##### Provided material

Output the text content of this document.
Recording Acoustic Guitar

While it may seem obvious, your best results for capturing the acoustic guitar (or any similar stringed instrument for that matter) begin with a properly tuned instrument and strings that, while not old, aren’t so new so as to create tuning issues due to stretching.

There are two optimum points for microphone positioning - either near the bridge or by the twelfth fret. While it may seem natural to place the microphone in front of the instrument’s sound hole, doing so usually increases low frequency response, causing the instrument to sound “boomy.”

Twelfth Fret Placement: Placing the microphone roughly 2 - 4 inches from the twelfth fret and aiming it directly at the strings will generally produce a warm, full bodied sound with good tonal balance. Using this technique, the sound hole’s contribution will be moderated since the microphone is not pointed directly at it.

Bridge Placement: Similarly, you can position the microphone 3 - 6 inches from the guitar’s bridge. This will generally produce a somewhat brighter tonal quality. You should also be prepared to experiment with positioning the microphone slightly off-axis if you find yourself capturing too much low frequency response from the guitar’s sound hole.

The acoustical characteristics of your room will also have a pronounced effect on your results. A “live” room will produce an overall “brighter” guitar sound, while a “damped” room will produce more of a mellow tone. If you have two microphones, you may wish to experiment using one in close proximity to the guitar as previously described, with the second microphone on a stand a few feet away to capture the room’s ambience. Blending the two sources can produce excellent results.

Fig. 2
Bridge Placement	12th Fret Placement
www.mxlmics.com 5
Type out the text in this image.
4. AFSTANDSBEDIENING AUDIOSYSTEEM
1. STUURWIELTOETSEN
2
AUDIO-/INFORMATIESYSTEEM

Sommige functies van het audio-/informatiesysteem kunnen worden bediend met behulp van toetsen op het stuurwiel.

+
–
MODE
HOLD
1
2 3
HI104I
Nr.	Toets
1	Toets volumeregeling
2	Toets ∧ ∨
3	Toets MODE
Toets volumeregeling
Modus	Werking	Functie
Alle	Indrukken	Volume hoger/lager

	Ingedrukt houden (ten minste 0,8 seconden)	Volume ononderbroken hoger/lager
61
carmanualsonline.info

##########

What the exercise asks: Please repeat the material above, word for word and in full.

Task solution:
Output the text content of this document.
Recording Acoustic Guitar

While it may seem obvious, your best results for capturing the acoustic guitar (or any similar stringed instrument for that matter) begin with a properly tuned instrument and strings that, while not old, aren’t so new so as to create tuning issues due to stretching.

There are two optimum points for microphone positioning - either near the bridge or by the twelfth fret. While it may seem natural to place the microphone in front of the instrument’s sound hole, doing so usually increases low frequency response, causing the instrument to sound “boomy.”

Twelfth Fret Placement: Placing the microphone roughly 2 - 4 inches from the twelfth fret and aiming it directly at the strings will generally produce a warm, full bodied sound with good tonal balance. Using this technique, the sound hole’s contribution will be moderated since the microphone is not pointed directly at it.

Bridge Placement: Similarly, you can position the microphone 3 - 6 inches from the guitar’s bridge. This will generally produce a somewhat brighter tonal quality. You should also be prepared to experiment with positioning the microphone slightly off-axis if you find yourself capturing too much low frequency response from the guitar’s sound hole.

The acoustical characteristics of your room will also have a pronounced effect on your results. A “live” room will produce an overall “brighter” guitar sound, while a “damped” room will produce more of a mellow tone. If you have two microphones, you may wish to experiment using one in close proximity to the guitar as previously described, with the second microphone on a stand a few feet away to capture the room’s ambience. Blending the two sources can produce excellent results.

Fig. 2
Bridge Placement	12th Fret Placement
www.mxlmics.com 5
Type out the text in this image.
4. AFSTANDSBEDIENING AUDIOSYSTEEM
1. STUURWIELTOETSEN
2
AUDIO-/INFORMATIESYSTEEM

Sommige functies van het audio-/informatiesysteem kunnen worden bediend met behulp van toetsen op het stuurwiel.

+
–
MODE
HOLD
1
2 3
HI104I
Nr.	Toets
1	Toets volumeregeling
2	Toets ∧ ∨
3	Toets MODE
Toets volumeregeling
Modus	Werking	Functie
Alle	Indrukken	Volume hoger/lager

	Ingedrukt houden (ten minste 0,8 seconden)	Volume ononderbroken hoger/lager
61
carmanualsonline.info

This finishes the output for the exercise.